++++ DATA PROVIDED ++++
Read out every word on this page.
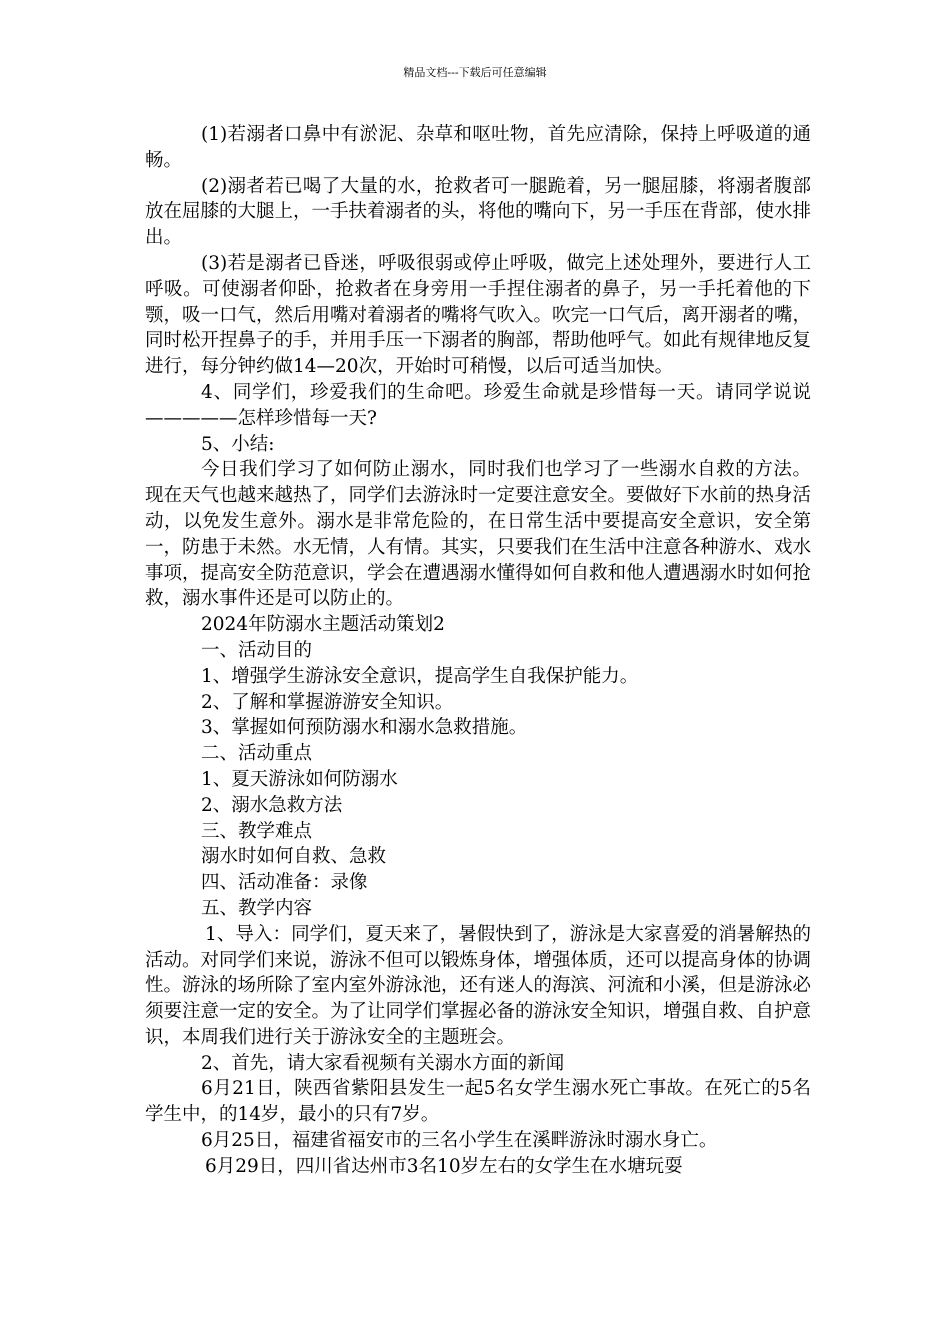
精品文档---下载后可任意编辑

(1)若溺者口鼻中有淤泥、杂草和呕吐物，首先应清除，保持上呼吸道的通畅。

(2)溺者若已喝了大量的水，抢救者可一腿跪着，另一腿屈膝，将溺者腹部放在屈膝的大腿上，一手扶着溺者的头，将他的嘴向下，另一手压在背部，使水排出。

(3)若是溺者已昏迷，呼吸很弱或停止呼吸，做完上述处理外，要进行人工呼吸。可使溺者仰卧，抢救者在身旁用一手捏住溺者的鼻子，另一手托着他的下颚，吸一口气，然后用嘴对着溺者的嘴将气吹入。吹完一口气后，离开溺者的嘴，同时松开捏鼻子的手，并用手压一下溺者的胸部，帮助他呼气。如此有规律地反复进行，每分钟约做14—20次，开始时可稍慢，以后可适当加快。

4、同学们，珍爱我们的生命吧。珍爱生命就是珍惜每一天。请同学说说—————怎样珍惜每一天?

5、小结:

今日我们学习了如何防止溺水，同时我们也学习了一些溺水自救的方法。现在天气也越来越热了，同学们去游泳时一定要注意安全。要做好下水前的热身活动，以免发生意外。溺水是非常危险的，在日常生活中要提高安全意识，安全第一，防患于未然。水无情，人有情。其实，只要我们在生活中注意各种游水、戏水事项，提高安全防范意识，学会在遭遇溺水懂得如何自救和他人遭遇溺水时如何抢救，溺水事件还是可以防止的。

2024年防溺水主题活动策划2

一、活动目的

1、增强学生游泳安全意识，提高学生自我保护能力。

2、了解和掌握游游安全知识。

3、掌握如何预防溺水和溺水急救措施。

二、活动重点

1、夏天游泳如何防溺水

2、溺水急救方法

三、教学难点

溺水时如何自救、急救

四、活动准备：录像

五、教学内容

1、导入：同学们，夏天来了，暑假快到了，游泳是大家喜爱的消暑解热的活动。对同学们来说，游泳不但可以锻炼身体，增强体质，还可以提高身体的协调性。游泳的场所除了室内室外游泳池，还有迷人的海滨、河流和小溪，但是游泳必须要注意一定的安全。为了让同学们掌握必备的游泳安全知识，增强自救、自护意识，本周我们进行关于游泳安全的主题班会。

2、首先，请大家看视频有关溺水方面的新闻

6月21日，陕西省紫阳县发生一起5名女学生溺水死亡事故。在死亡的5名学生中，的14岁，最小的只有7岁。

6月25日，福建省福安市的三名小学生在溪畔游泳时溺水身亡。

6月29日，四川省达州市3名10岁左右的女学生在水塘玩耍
++++
++++ DATA PROVIDED ++++
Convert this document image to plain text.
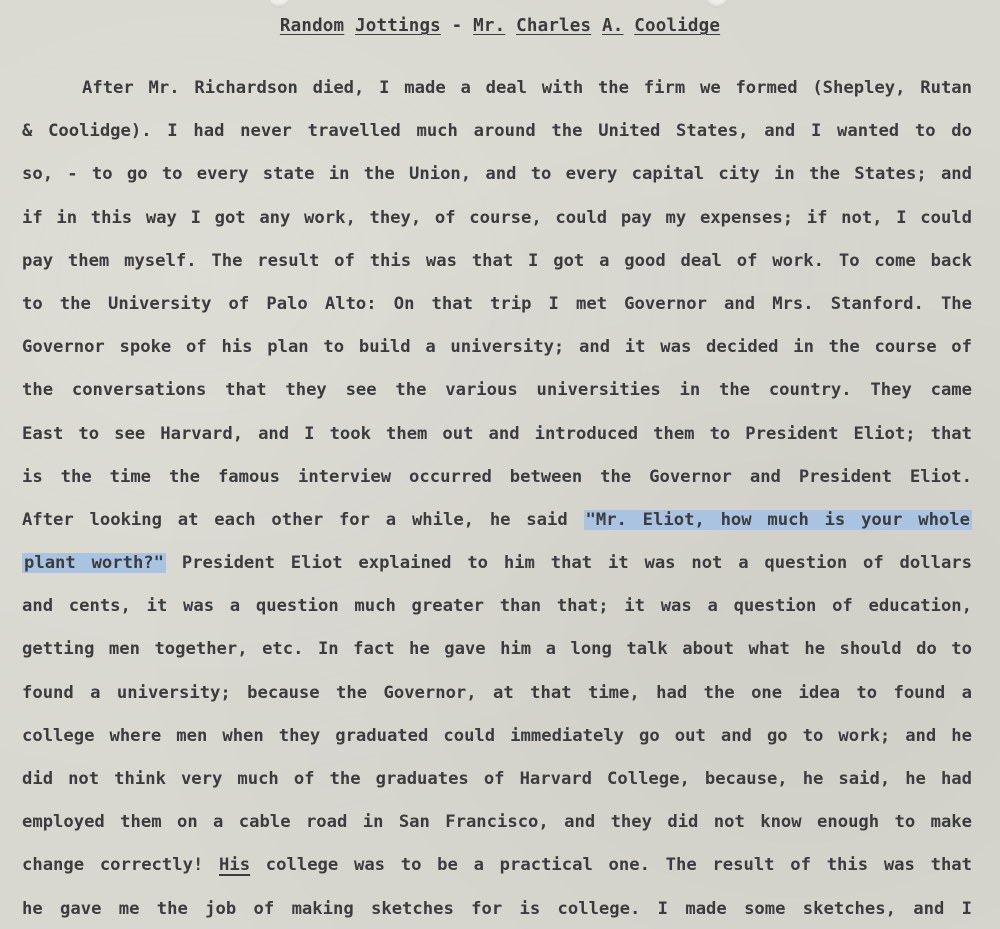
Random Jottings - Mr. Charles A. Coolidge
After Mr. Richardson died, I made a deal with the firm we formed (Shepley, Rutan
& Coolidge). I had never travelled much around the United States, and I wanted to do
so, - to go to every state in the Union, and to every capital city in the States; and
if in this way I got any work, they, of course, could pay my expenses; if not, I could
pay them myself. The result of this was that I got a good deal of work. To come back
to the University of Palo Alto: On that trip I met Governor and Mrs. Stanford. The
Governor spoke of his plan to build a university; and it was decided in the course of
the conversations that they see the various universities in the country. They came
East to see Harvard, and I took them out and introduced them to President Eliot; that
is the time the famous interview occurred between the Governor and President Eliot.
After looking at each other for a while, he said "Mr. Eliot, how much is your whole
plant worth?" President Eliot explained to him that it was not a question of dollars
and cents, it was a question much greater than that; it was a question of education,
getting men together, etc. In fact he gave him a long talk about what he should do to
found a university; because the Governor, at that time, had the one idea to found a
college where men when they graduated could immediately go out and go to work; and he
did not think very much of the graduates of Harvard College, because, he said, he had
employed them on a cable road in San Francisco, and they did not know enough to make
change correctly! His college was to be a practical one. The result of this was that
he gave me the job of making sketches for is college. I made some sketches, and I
++++
__WORK TO COMPLETE__:
Look through the material above and work out how many of its lines contain "course". State the number only.

__FULL RESPONSE__:
2